§ **Dataset records**

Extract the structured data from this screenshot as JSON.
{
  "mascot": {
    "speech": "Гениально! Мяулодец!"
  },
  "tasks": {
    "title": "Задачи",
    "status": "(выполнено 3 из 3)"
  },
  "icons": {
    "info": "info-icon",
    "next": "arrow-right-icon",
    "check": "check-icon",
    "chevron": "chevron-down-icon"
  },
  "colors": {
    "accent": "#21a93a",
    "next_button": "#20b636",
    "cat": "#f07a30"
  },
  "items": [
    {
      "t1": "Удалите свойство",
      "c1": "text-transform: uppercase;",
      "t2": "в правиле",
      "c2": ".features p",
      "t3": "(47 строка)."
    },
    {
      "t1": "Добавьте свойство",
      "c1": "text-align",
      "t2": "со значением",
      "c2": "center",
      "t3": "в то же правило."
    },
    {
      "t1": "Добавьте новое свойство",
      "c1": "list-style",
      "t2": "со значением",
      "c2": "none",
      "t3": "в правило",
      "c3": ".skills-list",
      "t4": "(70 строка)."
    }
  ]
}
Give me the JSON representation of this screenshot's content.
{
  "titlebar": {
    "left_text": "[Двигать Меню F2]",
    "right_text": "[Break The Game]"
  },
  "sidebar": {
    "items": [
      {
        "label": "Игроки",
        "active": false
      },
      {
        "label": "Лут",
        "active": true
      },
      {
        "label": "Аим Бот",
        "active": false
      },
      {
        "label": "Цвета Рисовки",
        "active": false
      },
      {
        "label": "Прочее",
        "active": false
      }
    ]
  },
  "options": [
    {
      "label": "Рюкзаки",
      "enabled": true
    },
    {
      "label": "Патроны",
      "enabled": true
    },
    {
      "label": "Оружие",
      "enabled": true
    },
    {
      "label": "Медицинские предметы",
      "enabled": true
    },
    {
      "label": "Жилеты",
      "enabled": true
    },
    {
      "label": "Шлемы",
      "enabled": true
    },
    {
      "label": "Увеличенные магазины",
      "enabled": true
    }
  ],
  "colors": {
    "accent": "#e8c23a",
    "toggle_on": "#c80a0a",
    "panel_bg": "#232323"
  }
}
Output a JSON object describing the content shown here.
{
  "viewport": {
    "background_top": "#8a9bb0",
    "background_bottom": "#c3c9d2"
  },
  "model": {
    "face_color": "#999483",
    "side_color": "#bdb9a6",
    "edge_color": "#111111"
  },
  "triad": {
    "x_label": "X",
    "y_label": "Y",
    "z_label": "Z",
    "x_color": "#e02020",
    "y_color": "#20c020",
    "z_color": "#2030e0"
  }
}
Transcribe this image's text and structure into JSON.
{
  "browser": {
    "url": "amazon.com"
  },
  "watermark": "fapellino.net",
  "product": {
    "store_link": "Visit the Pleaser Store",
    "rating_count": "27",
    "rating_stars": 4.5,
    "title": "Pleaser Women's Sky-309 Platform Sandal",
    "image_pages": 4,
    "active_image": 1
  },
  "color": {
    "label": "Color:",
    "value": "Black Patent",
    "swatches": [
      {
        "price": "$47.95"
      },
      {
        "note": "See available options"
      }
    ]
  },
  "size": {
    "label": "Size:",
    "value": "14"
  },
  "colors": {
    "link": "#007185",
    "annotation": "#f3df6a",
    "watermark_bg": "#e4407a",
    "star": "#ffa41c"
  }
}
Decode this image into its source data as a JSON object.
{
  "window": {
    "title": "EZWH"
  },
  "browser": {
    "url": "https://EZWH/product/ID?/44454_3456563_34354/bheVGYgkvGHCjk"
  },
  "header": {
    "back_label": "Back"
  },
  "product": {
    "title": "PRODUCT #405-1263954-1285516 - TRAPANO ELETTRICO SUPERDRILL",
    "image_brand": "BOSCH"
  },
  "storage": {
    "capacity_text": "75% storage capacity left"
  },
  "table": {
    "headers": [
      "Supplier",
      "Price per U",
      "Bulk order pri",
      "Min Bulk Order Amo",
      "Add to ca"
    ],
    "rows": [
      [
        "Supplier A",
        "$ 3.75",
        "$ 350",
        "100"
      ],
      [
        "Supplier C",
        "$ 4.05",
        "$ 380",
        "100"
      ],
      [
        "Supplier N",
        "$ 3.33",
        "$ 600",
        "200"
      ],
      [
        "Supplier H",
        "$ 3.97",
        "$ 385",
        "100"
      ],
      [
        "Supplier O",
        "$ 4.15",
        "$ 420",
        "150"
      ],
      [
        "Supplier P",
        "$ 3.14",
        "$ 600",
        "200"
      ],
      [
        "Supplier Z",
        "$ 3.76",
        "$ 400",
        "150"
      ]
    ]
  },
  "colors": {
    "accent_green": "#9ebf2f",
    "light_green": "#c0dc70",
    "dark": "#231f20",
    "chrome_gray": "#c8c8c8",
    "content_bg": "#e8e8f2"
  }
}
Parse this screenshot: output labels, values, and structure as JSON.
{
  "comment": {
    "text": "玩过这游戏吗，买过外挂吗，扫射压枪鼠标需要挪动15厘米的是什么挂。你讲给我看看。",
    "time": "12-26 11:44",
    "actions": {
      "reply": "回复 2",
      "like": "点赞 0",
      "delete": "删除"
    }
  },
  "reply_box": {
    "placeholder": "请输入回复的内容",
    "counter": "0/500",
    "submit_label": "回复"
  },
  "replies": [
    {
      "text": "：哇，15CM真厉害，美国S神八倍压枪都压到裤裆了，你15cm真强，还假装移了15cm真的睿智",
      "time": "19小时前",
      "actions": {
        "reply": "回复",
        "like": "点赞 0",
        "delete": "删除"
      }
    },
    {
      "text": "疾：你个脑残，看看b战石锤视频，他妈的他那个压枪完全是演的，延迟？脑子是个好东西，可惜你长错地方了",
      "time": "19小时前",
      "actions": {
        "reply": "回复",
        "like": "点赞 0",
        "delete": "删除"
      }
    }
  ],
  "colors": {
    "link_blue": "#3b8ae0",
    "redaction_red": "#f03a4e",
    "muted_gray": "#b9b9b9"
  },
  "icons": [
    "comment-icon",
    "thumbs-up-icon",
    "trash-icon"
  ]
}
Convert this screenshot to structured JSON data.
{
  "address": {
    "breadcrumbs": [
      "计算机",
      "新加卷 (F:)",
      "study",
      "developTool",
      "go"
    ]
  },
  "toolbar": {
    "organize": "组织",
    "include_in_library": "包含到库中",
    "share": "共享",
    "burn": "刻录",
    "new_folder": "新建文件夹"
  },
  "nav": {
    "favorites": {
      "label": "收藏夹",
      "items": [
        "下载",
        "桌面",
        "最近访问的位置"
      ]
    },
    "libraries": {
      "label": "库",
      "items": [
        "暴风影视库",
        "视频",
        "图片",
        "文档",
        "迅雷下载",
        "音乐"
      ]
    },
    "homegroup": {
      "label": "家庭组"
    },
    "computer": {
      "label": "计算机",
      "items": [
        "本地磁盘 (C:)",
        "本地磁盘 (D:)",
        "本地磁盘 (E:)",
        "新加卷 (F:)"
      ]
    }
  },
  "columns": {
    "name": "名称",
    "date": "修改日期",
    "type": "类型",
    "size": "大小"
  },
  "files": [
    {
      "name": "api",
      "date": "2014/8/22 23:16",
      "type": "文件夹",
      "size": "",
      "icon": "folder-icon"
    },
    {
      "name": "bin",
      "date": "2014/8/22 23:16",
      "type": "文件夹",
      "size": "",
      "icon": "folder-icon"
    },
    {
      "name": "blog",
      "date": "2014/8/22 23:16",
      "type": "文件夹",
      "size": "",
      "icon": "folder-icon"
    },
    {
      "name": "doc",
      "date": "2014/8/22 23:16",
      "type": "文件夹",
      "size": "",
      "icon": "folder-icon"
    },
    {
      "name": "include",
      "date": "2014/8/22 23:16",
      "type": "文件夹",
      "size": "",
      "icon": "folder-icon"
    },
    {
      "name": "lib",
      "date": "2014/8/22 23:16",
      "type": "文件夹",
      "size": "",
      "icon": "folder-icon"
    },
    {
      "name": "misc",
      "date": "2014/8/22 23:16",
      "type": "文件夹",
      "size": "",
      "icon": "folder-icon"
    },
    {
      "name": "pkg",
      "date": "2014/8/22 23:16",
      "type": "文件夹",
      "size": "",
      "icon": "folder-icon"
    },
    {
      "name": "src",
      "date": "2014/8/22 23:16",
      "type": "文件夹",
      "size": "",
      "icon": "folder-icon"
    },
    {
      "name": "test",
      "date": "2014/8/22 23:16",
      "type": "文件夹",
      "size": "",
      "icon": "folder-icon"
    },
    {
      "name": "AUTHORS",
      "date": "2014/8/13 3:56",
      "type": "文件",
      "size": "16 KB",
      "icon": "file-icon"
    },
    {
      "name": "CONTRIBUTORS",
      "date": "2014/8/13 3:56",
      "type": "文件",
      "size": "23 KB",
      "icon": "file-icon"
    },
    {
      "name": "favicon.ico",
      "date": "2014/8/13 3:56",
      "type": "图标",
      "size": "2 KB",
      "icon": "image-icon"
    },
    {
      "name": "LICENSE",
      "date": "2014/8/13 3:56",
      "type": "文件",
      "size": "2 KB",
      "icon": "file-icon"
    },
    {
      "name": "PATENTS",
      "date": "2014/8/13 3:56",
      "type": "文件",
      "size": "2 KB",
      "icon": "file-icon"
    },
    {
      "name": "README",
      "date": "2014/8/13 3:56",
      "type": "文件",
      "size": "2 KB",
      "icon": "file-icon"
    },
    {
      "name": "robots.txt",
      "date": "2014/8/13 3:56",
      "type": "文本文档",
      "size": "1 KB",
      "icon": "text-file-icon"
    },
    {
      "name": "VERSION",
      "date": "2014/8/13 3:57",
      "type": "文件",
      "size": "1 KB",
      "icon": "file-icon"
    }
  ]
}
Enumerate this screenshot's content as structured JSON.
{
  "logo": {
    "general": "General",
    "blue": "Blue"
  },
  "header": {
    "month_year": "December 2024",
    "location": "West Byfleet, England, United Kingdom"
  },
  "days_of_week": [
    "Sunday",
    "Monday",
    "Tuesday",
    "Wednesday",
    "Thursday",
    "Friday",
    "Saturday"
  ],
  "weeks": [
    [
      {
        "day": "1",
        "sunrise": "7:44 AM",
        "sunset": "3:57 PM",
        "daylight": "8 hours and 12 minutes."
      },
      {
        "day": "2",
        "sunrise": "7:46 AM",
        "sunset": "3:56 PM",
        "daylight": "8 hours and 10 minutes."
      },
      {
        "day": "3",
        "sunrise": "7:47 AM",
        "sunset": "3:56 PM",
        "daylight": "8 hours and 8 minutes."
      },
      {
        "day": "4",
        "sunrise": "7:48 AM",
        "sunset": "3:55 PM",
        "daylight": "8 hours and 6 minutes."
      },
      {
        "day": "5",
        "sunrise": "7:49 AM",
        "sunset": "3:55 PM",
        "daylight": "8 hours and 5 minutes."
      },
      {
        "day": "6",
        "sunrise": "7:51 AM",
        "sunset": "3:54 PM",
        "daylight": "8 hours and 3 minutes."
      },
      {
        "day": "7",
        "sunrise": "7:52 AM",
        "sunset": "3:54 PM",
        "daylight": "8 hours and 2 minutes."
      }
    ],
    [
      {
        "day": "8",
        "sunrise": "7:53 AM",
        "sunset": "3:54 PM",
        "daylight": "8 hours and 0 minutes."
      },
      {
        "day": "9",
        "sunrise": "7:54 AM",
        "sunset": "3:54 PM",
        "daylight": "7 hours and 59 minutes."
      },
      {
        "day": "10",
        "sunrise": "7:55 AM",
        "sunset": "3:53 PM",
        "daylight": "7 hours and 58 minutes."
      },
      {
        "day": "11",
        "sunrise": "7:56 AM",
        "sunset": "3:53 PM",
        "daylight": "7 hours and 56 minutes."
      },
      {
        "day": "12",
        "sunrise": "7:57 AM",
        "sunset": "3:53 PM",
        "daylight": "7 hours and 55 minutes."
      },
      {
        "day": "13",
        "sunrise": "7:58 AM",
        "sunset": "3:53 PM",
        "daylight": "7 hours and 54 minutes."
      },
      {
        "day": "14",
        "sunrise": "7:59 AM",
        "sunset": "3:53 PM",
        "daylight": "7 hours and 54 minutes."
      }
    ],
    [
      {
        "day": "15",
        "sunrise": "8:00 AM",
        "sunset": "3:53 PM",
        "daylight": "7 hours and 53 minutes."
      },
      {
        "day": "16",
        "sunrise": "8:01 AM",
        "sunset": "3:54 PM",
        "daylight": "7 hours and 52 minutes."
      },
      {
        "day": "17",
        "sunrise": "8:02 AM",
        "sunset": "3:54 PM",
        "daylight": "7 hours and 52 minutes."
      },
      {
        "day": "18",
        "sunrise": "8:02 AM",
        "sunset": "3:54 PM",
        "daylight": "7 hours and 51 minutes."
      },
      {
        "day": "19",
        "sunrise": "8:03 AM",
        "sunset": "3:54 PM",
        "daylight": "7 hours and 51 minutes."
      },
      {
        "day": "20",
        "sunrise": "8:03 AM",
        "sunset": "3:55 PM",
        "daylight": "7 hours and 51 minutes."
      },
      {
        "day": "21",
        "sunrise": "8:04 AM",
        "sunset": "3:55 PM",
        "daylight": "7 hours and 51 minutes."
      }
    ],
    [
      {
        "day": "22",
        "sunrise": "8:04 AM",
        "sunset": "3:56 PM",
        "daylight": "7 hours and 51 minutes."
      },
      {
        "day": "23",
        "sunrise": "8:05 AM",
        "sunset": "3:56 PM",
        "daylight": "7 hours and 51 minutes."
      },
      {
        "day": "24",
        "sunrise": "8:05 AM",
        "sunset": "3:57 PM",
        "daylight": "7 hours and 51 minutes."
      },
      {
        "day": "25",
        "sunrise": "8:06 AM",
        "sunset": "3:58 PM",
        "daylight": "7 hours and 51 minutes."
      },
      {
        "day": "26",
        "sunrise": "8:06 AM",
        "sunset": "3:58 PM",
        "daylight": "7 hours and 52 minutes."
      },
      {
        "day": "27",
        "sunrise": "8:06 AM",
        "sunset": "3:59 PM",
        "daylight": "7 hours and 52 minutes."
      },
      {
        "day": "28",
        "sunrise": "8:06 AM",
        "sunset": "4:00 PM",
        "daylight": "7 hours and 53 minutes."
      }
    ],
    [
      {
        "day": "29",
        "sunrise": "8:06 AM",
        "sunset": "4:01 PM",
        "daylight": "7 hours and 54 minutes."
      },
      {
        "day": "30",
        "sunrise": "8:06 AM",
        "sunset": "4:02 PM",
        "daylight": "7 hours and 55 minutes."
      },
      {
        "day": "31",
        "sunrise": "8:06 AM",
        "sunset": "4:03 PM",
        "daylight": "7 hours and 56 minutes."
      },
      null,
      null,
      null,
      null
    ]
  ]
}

§ **What to produce**
Filter out every line that lacks the word "options", and copy the rest.

§ **Expected output**
  "options": [
        "note": "See available options"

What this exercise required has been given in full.